:: SUPPLIED ENTRIES ::
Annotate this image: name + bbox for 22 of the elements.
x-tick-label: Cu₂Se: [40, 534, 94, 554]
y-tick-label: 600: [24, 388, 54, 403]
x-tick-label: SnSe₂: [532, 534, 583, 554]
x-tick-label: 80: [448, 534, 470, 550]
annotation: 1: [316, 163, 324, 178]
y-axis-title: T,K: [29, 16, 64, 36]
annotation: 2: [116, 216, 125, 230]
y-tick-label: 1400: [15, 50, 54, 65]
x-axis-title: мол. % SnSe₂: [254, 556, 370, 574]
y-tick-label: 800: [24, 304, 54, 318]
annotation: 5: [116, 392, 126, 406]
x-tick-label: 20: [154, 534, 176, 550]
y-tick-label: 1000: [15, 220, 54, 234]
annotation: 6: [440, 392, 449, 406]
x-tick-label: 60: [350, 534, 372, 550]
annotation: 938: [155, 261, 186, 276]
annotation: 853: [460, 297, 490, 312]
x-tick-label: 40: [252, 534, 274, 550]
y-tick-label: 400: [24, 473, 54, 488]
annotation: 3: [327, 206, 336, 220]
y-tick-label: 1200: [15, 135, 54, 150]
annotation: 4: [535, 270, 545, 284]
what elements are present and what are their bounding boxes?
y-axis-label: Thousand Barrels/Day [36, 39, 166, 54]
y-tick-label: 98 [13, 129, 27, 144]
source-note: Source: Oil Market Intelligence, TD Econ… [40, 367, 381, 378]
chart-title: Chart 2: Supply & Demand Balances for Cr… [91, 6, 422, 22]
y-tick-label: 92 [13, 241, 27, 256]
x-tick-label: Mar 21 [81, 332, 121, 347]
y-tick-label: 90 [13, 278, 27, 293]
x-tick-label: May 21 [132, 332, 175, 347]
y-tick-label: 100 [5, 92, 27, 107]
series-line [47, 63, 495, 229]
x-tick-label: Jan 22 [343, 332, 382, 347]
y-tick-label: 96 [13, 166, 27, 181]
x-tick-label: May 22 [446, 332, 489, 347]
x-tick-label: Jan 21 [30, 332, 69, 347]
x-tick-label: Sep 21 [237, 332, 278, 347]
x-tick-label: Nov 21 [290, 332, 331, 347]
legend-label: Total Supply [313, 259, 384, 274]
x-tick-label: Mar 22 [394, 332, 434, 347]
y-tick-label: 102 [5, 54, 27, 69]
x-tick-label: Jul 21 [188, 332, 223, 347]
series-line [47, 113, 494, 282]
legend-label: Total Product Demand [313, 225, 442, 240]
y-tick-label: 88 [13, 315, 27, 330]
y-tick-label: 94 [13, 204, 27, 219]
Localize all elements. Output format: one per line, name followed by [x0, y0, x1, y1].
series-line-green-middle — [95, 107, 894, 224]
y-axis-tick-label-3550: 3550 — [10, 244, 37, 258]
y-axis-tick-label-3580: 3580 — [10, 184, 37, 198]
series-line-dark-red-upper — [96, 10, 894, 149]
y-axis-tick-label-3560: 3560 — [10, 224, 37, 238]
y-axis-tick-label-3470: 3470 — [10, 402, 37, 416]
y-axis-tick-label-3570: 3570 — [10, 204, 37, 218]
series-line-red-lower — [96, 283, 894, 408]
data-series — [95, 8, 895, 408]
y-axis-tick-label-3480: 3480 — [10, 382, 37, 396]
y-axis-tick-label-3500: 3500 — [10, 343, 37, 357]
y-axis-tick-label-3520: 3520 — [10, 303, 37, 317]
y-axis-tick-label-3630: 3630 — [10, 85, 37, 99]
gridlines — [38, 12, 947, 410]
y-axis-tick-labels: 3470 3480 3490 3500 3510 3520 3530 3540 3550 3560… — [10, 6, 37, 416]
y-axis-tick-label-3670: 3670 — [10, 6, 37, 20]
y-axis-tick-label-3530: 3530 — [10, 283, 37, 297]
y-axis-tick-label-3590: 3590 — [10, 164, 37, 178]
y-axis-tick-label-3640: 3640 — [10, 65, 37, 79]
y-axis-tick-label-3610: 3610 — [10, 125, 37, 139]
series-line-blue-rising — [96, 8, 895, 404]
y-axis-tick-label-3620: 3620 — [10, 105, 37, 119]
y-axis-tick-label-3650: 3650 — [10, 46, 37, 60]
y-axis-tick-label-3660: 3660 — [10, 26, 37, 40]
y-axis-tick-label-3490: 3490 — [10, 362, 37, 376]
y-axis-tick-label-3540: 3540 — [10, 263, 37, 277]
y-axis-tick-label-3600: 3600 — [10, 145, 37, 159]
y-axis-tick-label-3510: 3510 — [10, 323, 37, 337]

:: GOAL OF THE EXERCISE ::
Reproduce every line of the material above character for character, keeping the original line order.

:: ANSWER IN FULL ::
Annotate this image: name + bbox for 22 of the elements.
x-tick-label: Cu₂Se: [40, 534, 94, 554]
y-tick-label: 600: [24, 388, 54, 403]
x-tick-label: SnSe₂: [532, 534, 583, 554]
x-tick-label: 80: [448, 534, 470, 550]
annotation: 1: [316, 163, 324, 178]
y-axis-title: T,K: [29, 16, 64, 36]
annotation: 2: [116, 216, 125, 230]
y-tick-label: 1400: [15, 50, 54, 65]
x-axis-title: мол. % SnSe₂: [254, 556, 370, 574]
y-tick-label: 800: [24, 304, 54, 318]
annotation: 5: [116, 392, 126, 406]
x-tick-label: 20: [154, 534, 176, 550]
y-tick-label: 1000: [15, 220, 54, 234]
annotation: 6: [440, 392, 449, 406]
x-tick-label: 60: [350, 534, 372, 550]
annotation: 938: [155, 261, 186, 276]
annotation: 853: [460, 297, 490, 312]
x-tick-label: 40: [252, 534, 274, 550]
y-tick-label: 400: [24, 473, 54, 488]
annotation: 3: [327, 206, 336, 220]
y-tick-label: 1200: [15, 135, 54, 150]
annotation: 4: [535, 270, 545, 284]
what elements are present and what are their bounding boxes?
y-axis-label: Thousand Barrels/Day [36, 39, 166, 54]
y-tick-label: 98 [13, 129, 27, 144]
source-note: Source: Oil Market Intelligence, TD Econ… [40, 367, 381, 378]
chart-title: Chart 2: Supply & Demand Balances for Cr… [91, 6, 422, 22]
y-tick-label: 92 [13, 241, 27, 256]
x-tick-label: Mar 21 [81, 332, 121, 347]
y-tick-label: 90 [13, 278, 27, 293]
x-tick-label: May 21 [132, 332, 175, 347]
y-tick-label: 100 [5, 92, 27, 107]
series-line [47, 63, 495, 229]
x-tick-label: Jan 22 [343, 332, 382, 347]
y-tick-label: 96 [13, 166, 27, 181]
x-tick-label: May 22 [446, 332, 489, 347]
x-tick-label: Jan 21 [30, 332, 69, 347]
x-tick-label: Sep 21 [237, 332, 278, 347]
x-tick-label: Nov 21 [290, 332, 331, 347]
legend-label: Total Supply [313, 259, 384, 274]
x-tick-label: Mar 22 [394, 332, 434, 347]
y-tick-label: 102 [5, 54, 27, 69]
x-tick-label: Jul 21 [188, 332, 223, 347]
series-line [47, 113, 494, 282]
legend-label: Total Product Demand [313, 225, 442, 240]
y-tick-label: 88 [13, 315, 27, 330]
y-tick-label: 94 [13, 204, 27, 219]
Localize all elements. Output format: one per line, name followed by [x0, y0, x1, y1].
series-line-green-middle — [95, 107, 894, 224]
y-axis-tick-label-3550: 3550 — [10, 244, 37, 258]
y-axis-tick-label-3580: 3580 — [10, 184, 37, 198]
series-line-dark-red-upper — [96, 10, 894, 149]
y-axis-tick-label-3560: 3560 — [10, 224, 37, 238]
y-axis-tick-label-3470: 3470 — [10, 402, 37, 416]
y-axis-tick-label-3570: 3570 — [10, 204, 37, 218]
series-line-red-lower — [96, 283, 894, 408]
data-series — [95, 8, 895, 408]
y-axis-tick-label-3480: 3480 — [10, 382, 37, 396]
y-axis-tick-label-3500: 3500 — [10, 343, 37, 357]
y-axis-tick-label-3520: 3520 — [10, 303, 37, 317]
y-axis-tick-label-3630: 3630 — [10, 85, 37, 99]
gridlines — [38, 12, 947, 410]
y-axis-tick-labels: 3470 3480 3490 3500 3510 3520 3530 3540 3550 3560… — [10, 6, 37, 416]
y-axis-tick-label-3670: 3670 — [10, 6, 37, 20]
y-axis-tick-label-3530: 3530 — [10, 283, 37, 297]
y-axis-tick-label-3590: 3590 — [10, 164, 37, 178]
y-axis-tick-label-3640: 3640 — [10, 65, 37, 79]
y-axis-tick-label-3610: 3610 — [10, 125, 37, 139]
series-line-blue-rising — [96, 8, 895, 404]
y-axis-tick-label-3620: 3620 — [10, 105, 37, 119]
y-axis-tick-label-3650: 3650 — [10, 46, 37, 60]
y-axis-tick-label-3660: 3660 — [10, 26, 37, 40]
y-axis-tick-label-3490: 3490 — [10, 362, 37, 376]
y-axis-tick-label-3540: 3540 — [10, 263, 37, 277]
y-axis-tick-label-3600: 3600 — [10, 145, 37, 159]
y-axis-tick-label-3510: 3510 — [10, 323, 37, 337]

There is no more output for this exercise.